- **WHAT THE TASK REQUIRES**
Scan the data beneath this task and copy each line that includes "nosotros".

>>>>>

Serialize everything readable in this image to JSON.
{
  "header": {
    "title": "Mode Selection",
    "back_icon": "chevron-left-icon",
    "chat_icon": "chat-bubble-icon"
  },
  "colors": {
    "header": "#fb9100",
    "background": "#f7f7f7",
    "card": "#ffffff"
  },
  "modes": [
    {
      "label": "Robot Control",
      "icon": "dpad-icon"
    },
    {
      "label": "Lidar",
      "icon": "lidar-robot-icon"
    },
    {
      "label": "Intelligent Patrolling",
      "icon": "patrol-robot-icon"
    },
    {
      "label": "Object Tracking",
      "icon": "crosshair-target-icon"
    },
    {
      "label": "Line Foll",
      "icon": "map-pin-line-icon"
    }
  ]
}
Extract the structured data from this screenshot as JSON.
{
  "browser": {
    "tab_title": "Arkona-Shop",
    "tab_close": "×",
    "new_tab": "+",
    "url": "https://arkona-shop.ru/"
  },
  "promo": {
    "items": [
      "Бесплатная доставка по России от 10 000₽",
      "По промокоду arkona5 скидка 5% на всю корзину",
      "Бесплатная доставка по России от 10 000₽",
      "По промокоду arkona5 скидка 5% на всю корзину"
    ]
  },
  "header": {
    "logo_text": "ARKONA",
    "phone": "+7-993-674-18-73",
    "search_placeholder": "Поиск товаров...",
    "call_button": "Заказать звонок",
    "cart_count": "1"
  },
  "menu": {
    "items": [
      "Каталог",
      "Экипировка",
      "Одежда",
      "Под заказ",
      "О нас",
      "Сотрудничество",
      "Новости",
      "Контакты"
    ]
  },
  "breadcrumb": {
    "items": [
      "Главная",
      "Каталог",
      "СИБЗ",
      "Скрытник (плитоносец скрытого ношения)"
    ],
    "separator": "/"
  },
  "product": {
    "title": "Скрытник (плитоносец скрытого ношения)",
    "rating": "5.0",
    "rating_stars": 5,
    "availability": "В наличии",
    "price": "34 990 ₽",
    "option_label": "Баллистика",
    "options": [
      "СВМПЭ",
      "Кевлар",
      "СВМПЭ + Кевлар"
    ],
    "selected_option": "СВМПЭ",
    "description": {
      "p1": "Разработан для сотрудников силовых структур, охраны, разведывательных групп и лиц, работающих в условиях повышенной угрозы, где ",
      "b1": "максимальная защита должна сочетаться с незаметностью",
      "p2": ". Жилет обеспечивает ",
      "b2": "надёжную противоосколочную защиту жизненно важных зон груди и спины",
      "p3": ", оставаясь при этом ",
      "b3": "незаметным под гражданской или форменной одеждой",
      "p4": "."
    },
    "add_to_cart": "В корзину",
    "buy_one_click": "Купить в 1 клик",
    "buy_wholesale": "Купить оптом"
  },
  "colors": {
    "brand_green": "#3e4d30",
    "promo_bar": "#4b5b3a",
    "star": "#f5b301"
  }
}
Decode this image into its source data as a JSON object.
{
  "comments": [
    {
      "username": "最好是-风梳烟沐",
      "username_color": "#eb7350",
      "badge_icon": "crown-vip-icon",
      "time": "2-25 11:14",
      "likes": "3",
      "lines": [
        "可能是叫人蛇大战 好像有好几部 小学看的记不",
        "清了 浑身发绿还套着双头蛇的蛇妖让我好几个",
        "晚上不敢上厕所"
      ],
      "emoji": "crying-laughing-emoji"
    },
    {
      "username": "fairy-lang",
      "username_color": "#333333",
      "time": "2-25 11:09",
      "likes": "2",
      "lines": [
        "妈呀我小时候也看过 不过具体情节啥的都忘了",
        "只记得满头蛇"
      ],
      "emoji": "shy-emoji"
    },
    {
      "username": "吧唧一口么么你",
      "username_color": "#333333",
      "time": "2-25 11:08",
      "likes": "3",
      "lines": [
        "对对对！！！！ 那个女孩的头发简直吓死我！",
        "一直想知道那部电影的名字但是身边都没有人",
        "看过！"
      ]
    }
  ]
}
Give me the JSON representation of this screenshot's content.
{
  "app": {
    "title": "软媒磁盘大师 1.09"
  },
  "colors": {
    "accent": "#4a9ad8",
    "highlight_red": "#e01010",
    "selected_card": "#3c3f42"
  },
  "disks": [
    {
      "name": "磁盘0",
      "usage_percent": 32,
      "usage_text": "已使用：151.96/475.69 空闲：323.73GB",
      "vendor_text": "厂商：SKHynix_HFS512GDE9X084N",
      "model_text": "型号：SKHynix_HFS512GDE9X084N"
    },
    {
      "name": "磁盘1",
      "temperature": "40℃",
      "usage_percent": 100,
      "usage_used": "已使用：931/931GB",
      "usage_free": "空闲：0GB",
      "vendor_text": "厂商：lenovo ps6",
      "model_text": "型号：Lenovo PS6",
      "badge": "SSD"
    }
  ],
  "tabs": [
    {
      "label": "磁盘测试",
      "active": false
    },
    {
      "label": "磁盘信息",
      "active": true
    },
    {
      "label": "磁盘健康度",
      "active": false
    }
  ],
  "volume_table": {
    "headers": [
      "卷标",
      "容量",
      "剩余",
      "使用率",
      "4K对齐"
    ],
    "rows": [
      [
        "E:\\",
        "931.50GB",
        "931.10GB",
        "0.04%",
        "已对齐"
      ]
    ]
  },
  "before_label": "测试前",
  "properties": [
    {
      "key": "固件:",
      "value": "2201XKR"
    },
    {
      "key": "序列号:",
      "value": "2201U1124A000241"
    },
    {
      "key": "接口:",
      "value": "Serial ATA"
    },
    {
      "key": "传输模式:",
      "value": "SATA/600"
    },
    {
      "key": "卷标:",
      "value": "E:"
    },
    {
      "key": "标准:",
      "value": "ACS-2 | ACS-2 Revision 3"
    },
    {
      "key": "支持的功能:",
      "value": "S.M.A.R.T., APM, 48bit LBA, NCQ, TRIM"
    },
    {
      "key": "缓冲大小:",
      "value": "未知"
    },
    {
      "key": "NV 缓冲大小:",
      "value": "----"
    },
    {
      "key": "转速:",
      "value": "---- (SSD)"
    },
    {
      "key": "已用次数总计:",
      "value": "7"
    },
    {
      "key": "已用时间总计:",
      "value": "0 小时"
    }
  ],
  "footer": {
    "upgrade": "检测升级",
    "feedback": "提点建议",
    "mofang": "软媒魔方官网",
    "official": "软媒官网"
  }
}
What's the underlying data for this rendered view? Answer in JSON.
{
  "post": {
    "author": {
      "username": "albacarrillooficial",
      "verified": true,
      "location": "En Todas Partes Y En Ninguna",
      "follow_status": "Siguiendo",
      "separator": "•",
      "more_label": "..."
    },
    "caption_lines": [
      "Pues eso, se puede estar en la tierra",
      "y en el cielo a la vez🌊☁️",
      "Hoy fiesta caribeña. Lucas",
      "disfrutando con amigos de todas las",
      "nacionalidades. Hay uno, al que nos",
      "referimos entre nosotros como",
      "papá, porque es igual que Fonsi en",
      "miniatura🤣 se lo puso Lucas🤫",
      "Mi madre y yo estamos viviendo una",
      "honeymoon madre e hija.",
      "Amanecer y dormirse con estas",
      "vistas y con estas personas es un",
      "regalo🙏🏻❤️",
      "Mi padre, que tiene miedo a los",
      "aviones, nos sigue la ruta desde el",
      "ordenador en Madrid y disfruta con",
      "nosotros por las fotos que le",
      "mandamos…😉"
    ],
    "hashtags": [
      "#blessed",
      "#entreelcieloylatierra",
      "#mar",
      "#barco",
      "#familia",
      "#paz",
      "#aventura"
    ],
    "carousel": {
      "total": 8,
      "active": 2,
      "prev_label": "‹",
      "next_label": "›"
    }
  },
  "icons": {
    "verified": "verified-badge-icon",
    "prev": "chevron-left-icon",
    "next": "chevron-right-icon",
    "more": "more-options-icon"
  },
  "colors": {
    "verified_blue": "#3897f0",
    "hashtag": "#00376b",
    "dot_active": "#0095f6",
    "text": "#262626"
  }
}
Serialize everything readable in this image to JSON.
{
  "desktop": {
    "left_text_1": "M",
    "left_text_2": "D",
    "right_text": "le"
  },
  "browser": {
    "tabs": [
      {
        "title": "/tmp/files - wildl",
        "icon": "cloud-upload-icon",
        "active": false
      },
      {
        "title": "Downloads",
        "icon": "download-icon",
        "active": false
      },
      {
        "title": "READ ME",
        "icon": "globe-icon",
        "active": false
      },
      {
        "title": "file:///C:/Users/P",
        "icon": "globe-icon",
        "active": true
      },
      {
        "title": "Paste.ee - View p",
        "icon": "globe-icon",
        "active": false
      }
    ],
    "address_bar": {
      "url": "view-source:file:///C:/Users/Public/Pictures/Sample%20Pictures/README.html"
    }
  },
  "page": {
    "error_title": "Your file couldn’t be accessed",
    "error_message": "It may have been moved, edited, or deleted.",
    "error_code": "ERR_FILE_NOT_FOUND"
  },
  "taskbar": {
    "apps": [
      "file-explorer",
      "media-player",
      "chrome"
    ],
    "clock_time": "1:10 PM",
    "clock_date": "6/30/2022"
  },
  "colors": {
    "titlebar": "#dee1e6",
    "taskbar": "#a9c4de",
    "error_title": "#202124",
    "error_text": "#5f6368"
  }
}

<<<<<

- **CORRECT OUTPUT**
      "referimos entre nosotros como",
      "nosotros por las fotos que le",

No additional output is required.